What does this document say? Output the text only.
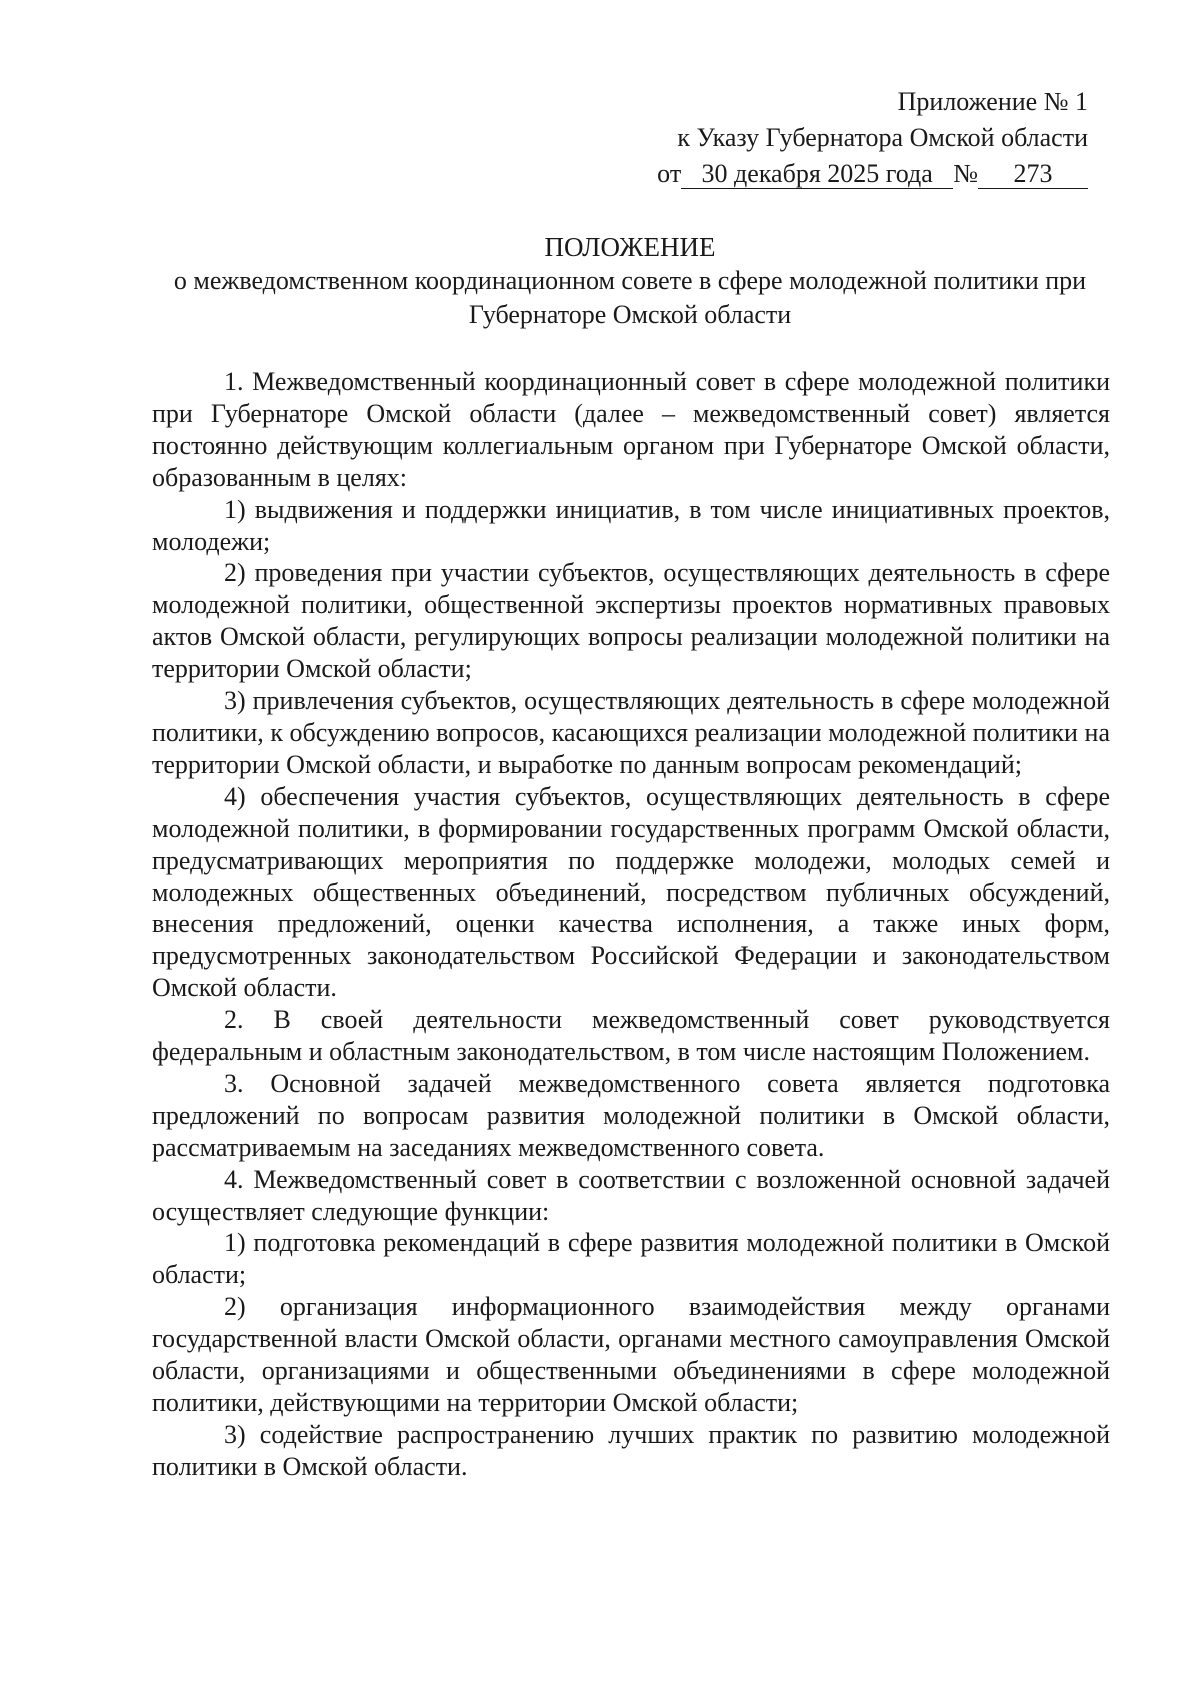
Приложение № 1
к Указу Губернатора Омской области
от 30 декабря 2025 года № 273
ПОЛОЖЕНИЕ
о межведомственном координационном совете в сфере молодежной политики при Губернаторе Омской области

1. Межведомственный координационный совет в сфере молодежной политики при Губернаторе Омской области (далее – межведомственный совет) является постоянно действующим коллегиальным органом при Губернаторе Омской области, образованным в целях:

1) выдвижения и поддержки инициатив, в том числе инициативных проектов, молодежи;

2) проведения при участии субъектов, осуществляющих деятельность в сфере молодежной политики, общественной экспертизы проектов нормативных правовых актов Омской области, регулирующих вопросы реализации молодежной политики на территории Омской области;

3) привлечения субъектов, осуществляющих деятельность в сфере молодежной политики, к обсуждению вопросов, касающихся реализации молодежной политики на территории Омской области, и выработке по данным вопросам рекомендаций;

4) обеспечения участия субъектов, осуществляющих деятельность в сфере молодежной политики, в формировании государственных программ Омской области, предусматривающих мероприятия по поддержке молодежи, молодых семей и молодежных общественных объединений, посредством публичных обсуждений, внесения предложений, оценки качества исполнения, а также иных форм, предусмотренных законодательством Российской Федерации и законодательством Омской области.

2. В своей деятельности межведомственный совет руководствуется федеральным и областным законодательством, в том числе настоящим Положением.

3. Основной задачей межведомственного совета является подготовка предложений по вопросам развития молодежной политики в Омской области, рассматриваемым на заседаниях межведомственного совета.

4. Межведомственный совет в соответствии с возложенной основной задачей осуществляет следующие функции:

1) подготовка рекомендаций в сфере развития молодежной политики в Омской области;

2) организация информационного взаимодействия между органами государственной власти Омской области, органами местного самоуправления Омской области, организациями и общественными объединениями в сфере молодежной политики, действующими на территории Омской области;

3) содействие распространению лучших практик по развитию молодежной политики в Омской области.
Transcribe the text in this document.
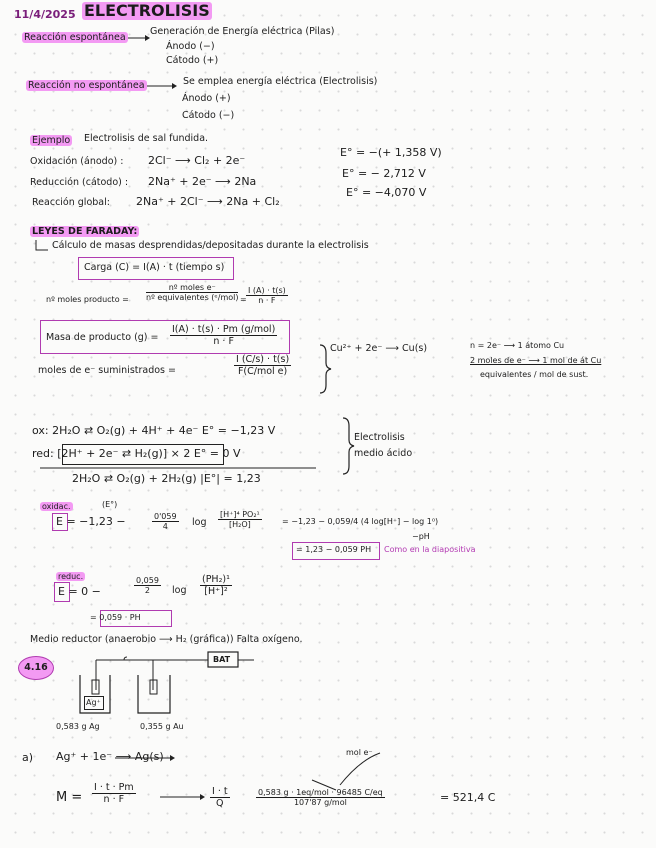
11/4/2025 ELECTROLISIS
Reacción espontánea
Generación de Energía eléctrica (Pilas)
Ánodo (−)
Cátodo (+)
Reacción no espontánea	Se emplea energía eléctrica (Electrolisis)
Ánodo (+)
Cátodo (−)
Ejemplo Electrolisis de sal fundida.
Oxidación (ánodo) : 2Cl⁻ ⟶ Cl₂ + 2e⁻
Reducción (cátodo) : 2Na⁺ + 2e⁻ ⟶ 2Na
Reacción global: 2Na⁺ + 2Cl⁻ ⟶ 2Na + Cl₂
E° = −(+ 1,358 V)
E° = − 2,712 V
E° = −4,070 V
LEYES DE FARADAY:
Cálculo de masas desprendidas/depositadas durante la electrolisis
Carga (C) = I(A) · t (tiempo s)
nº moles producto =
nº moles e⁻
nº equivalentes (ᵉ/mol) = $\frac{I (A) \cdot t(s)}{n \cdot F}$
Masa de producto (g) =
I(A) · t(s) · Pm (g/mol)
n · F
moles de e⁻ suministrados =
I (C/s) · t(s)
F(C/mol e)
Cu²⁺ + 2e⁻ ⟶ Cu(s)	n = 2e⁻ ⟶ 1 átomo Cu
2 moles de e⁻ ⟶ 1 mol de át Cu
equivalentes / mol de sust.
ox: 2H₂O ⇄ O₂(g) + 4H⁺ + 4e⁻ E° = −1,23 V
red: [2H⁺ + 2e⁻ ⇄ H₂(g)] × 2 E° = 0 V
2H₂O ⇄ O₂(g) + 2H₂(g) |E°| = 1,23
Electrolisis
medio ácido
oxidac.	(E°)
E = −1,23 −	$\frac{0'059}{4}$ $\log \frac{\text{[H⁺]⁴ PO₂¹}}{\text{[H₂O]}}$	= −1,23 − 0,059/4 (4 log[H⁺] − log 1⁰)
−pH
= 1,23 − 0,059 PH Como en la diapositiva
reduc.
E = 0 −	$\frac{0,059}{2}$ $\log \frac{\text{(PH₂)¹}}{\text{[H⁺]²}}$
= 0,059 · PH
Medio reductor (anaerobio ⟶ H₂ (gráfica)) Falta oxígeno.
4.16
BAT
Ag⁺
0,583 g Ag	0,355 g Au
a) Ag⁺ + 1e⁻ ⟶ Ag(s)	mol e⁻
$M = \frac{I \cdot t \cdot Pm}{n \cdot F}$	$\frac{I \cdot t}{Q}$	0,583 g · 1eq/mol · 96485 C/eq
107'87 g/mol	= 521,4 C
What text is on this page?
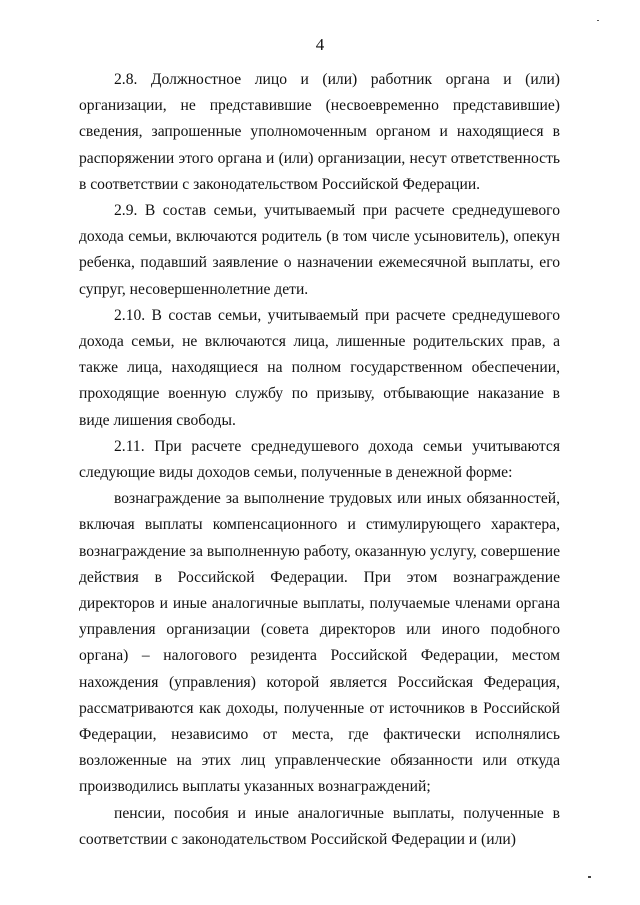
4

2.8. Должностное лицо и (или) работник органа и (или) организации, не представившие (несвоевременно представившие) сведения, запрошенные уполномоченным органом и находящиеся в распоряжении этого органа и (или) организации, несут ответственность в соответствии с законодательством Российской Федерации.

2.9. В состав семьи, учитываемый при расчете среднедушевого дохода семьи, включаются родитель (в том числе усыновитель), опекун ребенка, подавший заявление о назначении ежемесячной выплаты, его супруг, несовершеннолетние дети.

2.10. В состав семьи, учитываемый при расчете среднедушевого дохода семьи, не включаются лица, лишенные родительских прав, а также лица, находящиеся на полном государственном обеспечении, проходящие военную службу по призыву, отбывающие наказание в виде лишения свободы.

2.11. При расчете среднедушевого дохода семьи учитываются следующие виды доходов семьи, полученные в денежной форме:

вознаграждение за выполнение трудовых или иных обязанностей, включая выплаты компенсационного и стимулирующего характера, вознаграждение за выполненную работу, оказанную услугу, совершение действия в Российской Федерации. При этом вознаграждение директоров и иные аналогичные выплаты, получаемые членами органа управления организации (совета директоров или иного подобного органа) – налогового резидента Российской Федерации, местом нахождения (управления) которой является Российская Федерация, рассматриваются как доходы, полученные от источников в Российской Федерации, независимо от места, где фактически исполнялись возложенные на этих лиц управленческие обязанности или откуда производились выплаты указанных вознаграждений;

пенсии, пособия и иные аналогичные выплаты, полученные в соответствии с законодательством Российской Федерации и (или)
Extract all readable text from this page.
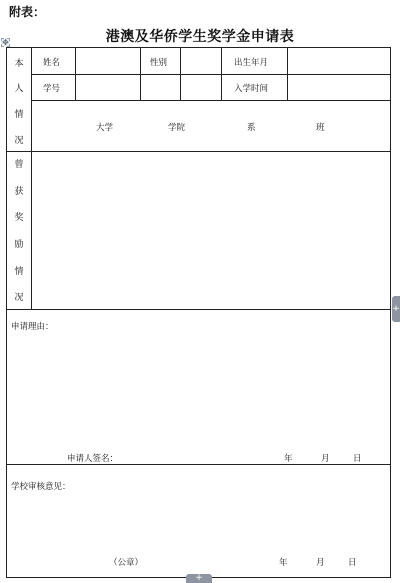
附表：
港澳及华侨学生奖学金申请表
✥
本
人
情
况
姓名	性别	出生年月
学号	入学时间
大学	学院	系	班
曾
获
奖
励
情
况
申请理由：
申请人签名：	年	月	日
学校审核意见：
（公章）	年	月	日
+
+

» **EXERCISE AIM**:
Please list every line of the records that contains "аналогичные".

» **SOLVED PROBLEM**:
вознаграждение за выполнение трудовых или иных обязанностей, включая выплаты компенсационного и стимулирующего характера, вознаграждение за выполненную работу, оказанную услугу, совершение действия в Российской Федерации. При этом вознаграждение директоров и иные аналогичные выплаты, получаемые членами органа управления организации (совета директоров или иного подобного органа) – налогового резидента Российской Федерации, местом нахождения (управления) которой является Российская Федерация, рассматриваются как доходы, полученные от источников в Российской Федерации, независимо от места, где фактически исполнялись возложенные на этих лиц управленческие обязанности или откуда производились выплаты указанных вознаграждений;
пенсии, пособия и иные аналогичные выплаты, полученные в соответствии с законодательством Российской Федерации и (или)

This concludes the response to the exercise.